■ WHAT YOU HAVE TO DO
Starting with the line that contains "Transcribe the text in this document.", copy every line through the end of the data below, exactly and with nothing added.

■ INPUT FOR THIS TASK

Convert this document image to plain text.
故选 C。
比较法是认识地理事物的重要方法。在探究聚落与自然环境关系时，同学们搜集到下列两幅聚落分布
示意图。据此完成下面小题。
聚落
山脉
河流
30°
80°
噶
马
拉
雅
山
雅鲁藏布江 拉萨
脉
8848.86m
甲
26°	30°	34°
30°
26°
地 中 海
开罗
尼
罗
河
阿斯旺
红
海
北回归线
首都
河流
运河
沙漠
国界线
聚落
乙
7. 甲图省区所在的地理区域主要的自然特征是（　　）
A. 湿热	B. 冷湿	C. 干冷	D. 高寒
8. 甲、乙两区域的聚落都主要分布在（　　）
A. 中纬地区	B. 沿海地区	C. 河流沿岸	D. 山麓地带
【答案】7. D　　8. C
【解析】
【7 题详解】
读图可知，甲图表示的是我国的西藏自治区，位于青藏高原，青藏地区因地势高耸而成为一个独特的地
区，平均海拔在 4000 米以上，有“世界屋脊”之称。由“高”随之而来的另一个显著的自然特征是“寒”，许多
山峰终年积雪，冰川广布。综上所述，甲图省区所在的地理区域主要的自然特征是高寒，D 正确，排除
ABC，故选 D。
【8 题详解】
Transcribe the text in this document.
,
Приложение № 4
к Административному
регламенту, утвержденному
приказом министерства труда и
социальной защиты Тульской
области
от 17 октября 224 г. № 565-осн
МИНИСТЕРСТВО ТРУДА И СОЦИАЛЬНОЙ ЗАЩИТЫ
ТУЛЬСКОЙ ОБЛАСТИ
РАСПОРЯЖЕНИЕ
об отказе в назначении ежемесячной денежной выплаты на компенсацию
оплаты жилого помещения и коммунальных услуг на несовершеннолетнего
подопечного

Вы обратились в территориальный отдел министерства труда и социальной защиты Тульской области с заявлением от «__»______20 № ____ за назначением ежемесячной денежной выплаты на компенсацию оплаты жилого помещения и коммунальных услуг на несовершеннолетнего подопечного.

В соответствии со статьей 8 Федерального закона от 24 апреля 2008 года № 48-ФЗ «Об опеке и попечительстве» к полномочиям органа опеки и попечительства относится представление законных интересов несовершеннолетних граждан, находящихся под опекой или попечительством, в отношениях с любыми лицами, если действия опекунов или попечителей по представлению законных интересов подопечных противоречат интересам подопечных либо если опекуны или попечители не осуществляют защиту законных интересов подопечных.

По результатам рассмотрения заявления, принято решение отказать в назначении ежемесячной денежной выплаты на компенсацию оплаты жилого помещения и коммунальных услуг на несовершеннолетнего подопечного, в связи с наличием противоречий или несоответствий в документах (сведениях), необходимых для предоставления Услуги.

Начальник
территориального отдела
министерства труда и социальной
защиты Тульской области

■ SOLUTION BELOW
Transcribe the text in this document.
,
Приложение № 4
к Административному
регламенту, утвержденному
приказом министерства труда и
социальной защиты Тульской
области
от 17 октября 224 г. № 565-осн
МИНИСТЕРСТВО ТРУДА И СОЦИАЛЬНОЙ ЗАЩИТЫ
ТУЛЬСКОЙ ОБЛАСТИ
РАСПОРЯЖЕНИЕ
об отказе в назначении ежемесячной денежной выплаты на компенсацию
оплаты жилого помещения и коммунальных услуг на несовершеннолетнего
подопечного

Вы обратились в территориальный отдел министерства труда и социальной защиты Тульской области с заявлением от «__»______20 № ____ за назначением ежемесячной денежной выплаты на компенсацию оплаты жилого помещения и коммунальных услуг на несовершеннолетнего подопечного.

В соответствии со статьей 8 Федерального закона от 24 апреля 2008 года № 48-ФЗ «Об опеке и попечительстве» к полномочиям органа опеки и попечительства относится представление законных интересов несовершеннолетних граждан, находящихся под опекой или попечительством, в отношениях с любыми лицами, если действия опекунов или попечителей по представлению законных интересов подопечных противоречат интересам подопечных либо если опекуны или попечители не осуществляют защиту законных интересов подопечных.

По результатам рассмотрения заявления, принято решение отказать в назначении ежемесячной денежной выплаты на компенсацию оплаты жилого помещения и коммунальных услуг на несовершеннолетнего подопечного, в связи с наличием противоречий или несоответствий в документах (сведениях), необходимых для предоставления Услуги.

Начальник
территориального отдела
министерства труда и социальной
защиты Тульской области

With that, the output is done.